TASK DATA Block Start

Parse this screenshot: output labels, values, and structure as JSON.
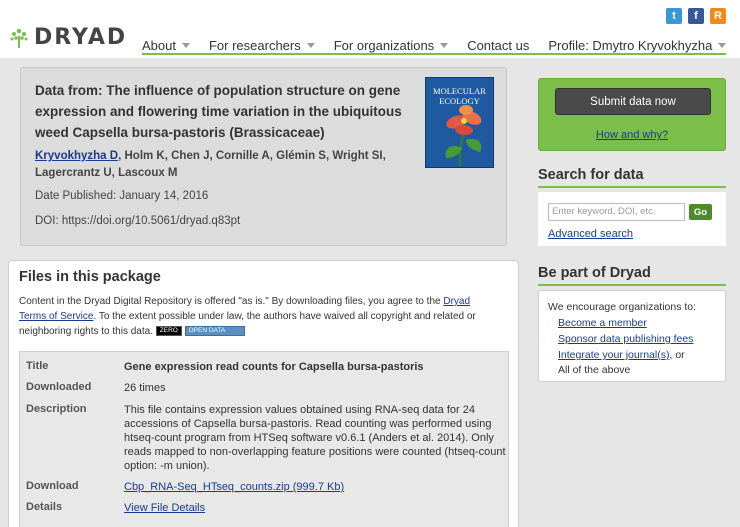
{
  "social": {
    "twitter": "t",
    "facebook": "f",
    "rss": "R"
  },
  "logo": {
    "text": "DRYAD"
  },
  "nav": [
    {
      "label": "About",
      "dropdown": true
    },
    {
      "label": "For researchers",
      "dropdown": true
    },
    {
      "label": "For organizations",
      "dropdown": true
    },
    {
      "label": "Contact us",
      "dropdown": false
    },
    {
      "label": "Profile: Dmytro Kryvokhyzha",
      "dropdown": true
    }
  ],
  "article": {
    "title": "Data from: The influence of population structure on gene expression and flowering time variation in the ubiquitous weed Capsella bursa-pastoris (Brassicaceae)",
    "author_link": "Kryvokhyzha D",
    "authors_rest": ", Holm K, Chen J, Cornille A, Glémin S, Wright SI, Lagercrantz U, Lascoux M",
    "date_published": "Date Published: January 14, 2016",
    "doi": "DOI: https://doi.org/10.5061/dryad.q83pt",
    "cover_title": "MOLECULAR ECOLOGY"
  },
  "files": {
    "heading": "Files in this package",
    "notice_pre": "Content in the Dryad Digital Repository is offered \"as is.\" By downloading files, you agree to the ",
    "notice_link": "Dryad Terms of Service",
    "notice_post": ". To the extent possible under law, the authors have waived all copyright and related or neighboring rights to this data.",
    "badge_zero": "ZERO",
    "badge_opendata": "OPEN DATA",
    "rows": {
      "title_k": "Title",
      "title_v": "Gene expression read counts for Capsella bursa-pastoris",
      "downloaded_k": "Downloaded",
      "downloaded_v": "26 times",
      "description_k": "Description",
      "description_v": "This file contains expression values obtained using RNA-seq data for 24 accessions of Capsella bursa-pastoris. Read counting was performed using htseq-count program from HTSeq software v0.6.1 (Anders et al. 2014). Only reads mapped to non-overlapping feature positions were counted (htseq-count option: -m union).",
      "download_k": "Download",
      "download_v": "Cbp_RNA-Seq_HTseq_counts.zip (999.7 Kb)",
      "details_k": "Details",
      "details_v": "View File Details"
    }
  },
  "sidebar": {
    "submit_label": "Submit data now",
    "how_why": "How and why?",
    "search_heading": "Search for data",
    "search_placeholder": "Enter keyword, DOI, etc.",
    "go_label": "Go",
    "advanced_search": "Advanced search",
    "part_heading": "Be part of Dryad",
    "part_intro": "We encourage organizations to:",
    "part_items": [
      "Become a member",
      "Sponsor data publishing fees",
      "Integrate your journal(s)",
      "All of the above"
    ],
    "part_or": ", or"
  },
  "colors": {
    "accent_green": "#7bbf4a",
    "link_blue": "#1a3a8c",
    "button_dark": "#4a4a4a"
  }
}
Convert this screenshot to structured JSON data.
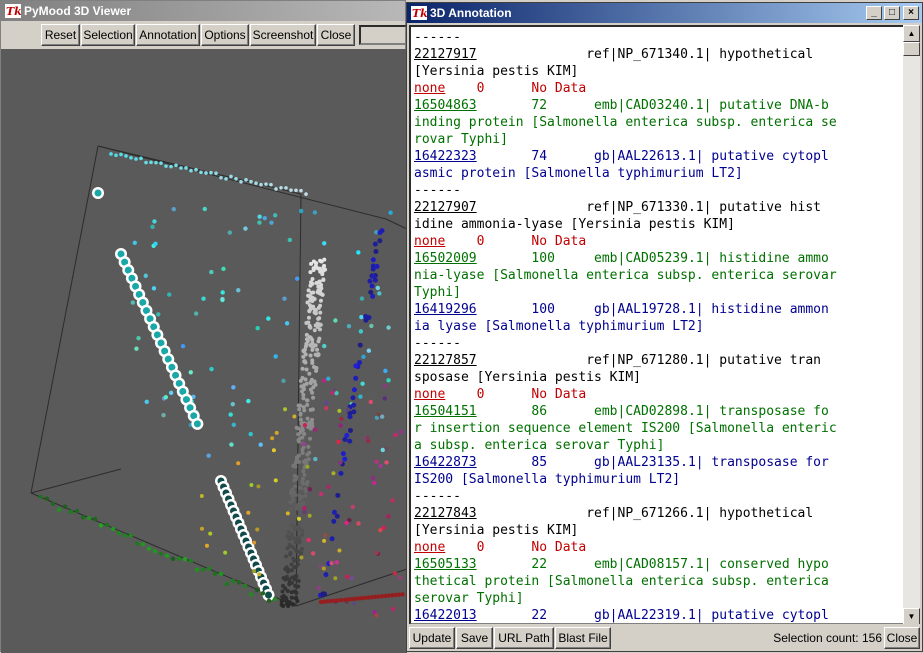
{
  "viewer": {
    "title": "PyMood 3D Viewer",
    "toolbar": {
      "reset": "Reset",
      "selection": "Selection",
      "annotation": "Annotation",
      "options": "Options",
      "screenshot": "Screenshot",
      "close": "Close"
    }
  },
  "annotation": {
    "title": "3D Annotation",
    "lines": [
      {
        "parts": [
          {
            "t": "------",
            "c": "black"
          }
        ]
      },
      {
        "parts": [
          {
            "t": "22127917",
            "c": "black",
            "link": true
          },
          {
            "t": "              ref|NP_671340.1| hypothetical ",
            "c": "black"
          }
        ]
      },
      {
        "parts": [
          {
            "t": "[Yersinia pestis KIM]",
            "c": "black"
          }
        ]
      },
      {
        "parts": [
          {
            "t": "none",
            "c": "red",
            "link": true
          },
          {
            "t": "    0      No Data",
            "c": "red"
          }
        ]
      },
      {
        "parts": [
          {
            "t": "16504863",
            "c": "green",
            "link": true
          },
          {
            "t": "       72      emb|CAD03240.1| putative DNA-b",
            "c": "green"
          }
        ]
      },
      {
        "parts": [
          {
            "t": "inding protein [Salmonella enterica subsp. enterica se",
            "c": "green"
          }
        ]
      },
      {
        "parts": [
          {
            "t": "rovar Typhi]",
            "c": "green"
          }
        ]
      },
      {
        "parts": [
          {
            "t": "16422323",
            "c": "blue",
            "link": true
          },
          {
            "t": "       74      gb|AAL22613.1| putative cytopl",
            "c": "blue"
          }
        ]
      },
      {
        "parts": [
          {
            "t": "asmic protein [Salmonella typhimurium LT2]",
            "c": "blue"
          }
        ]
      },
      {
        "parts": [
          {
            "t": "------",
            "c": "black"
          }
        ]
      },
      {
        "parts": [
          {
            "t": "22127907",
            "c": "black",
            "link": true
          },
          {
            "t": "              ref|NP_671330.1| putative hist",
            "c": "black"
          }
        ]
      },
      {
        "parts": [
          {
            "t": "idine ammonia-lyase [Yersinia pestis KIM]",
            "c": "black"
          }
        ]
      },
      {
        "parts": [
          {
            "t": "none",
            "c": "red",
            "link": true
          },
          {
            "t": "    0      No Data",
            "c": "red"
          }
        ]
      },
      {
        "parts": [
          {
            "t": "16502009",
            "c": "green",
            "link": true
          },
          {
            "t": "       100     emb|CAD05239.1| histidine ammo",
            "c": "green"
          }
        ]
      },
      {
        "parts": [
          {
            "t": "nia-lyase [Salmonella enterica subsp. enterica serovar",
            "c": "green"
          }
        ]
      },
      {
        "parts": [
          {
            "t": "Typhi]",
            "c": "green"
          }
        ]
      },
      {
        "parts": [
          {
            "t": "16419296",
            "c": "blue",
            "link": true
          },
          {
            "t": "       100     gb|AAL19728.1| histidine ammon",
            "c": "blue"
          }
        ]
      },
      {
        "parts": [
          {
            "t": "ia lyase [Salmonella typhimurium LT2]",
            "c": "blue"
          }
        ]
      },
      {
        "parts": [
          {
            "t": "------",
            "c": "black"
          }
        ]
      },
      {
        "parts": [
          {
            "t": "22127857",
            "c": "black",
            "link": true
          },
          {
            "t": "              ref|NP_671280.1| putative tran",
            "c": "black"
          }
        ]
      },
      {
        "parts": [
          {
            "t": "sposase [Yersinia pestis KIM]",
            "c": "black"
          }
        ]
      },
      {
        "parts": [
          {
            "t": "none",
            "c": "red",
            "link": true
          },
          {
            "t": "    0      No Data",
            "c": "red"
          }
        ]
      },
      {
        "parts": [
          {
            "t": "16504151",
            "c": "green",
            "link": true
          },
          {
            "t": "       86      emb|CAD02898.1| transposase fo",
            "c": "green"
          }
        ]
      },
      {
        "parts": [
          {
            "t": "r insertion sequence element IS200 [Salmonella enteric",
            "c": "green"
          }
        ]
      },
      {
        "parts": [
          {
            "t": "a subsp. enterica serovar Typhi]",
            "c": "green"
          }
        ]
      },
      {
        "parts": [
          {
            "t": "16422873",
            "c": "blue",
            "link": true
          },
          {
            "t": "       85      gb|AAL23135.1| transposase for",
            "c": "blue"
          }
        ]
      },
      {
        "parts": [
          {
            "t": "IS200 [Salmonella typhimurium LT2]",
            "c": "blue"
          }
        ]
      },
      {
        "parts": [
          {
            "t": "------",
            "c": "black"
          }
        ]
      },
      {
        "parts": [
          {
            "t": "22127843",
            "c": "black",
            "link": true
          },
          {
            "t": "              ref|NP_671266.1| hypothetical ",
            "c": "black"
          }
        ]
      },
      {
        "parts": [
          {
            "t": "[Yersinia pestis KIM]",
            "c": "black"
          }
        ]
      },
      {
        "parts": [
          {
            "t": "none",
            "c": "red",
            "link": true
          },
          {
            "t": "    0      No Data",
            "c": "red"
          }
        ]
      },
      {
        "parts": [
          {
            "t": "16505133",
            "c": "green",
            "link": true
          },
          {
            "t": "       22      emb|CAD08157.1| conserved hypo",
            "c": "green"
          }
        ]
      },
      {
        "parts": [
          {
            "t": "thetical protein [Salmonella enterica subsp. enterica ",
            "c": "green"
          }
        ]
      },
      {
        "parts": [
          {
            "t": "serovar Typhi]",
            "c": "green"
          }
        ]
      },
      {
        "parts": [
          {
            "t": "16422013",
            "c": "blue",
            "link": true
          },
          {
            "t": "       22      gb|AAL22319.1| putative cytopl",
            "c": "blue"
          }
        ]
      }
    ],
    "buttons": {
      "update": "Update",
      "save": "Save",
      "url_path": "URL Path",
      "blast_file": "Blast File",
      "close": "Close"
    },
    "status": "Selection count: 156"
  }
}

TASK DATA Block End

THE PROBLEM: Copy out every line of the entries where the string "organizations" shows up.

REPLY TO THE TASK:
      "label": "For organizations",
    "part_intro": "We encourage organizations to:",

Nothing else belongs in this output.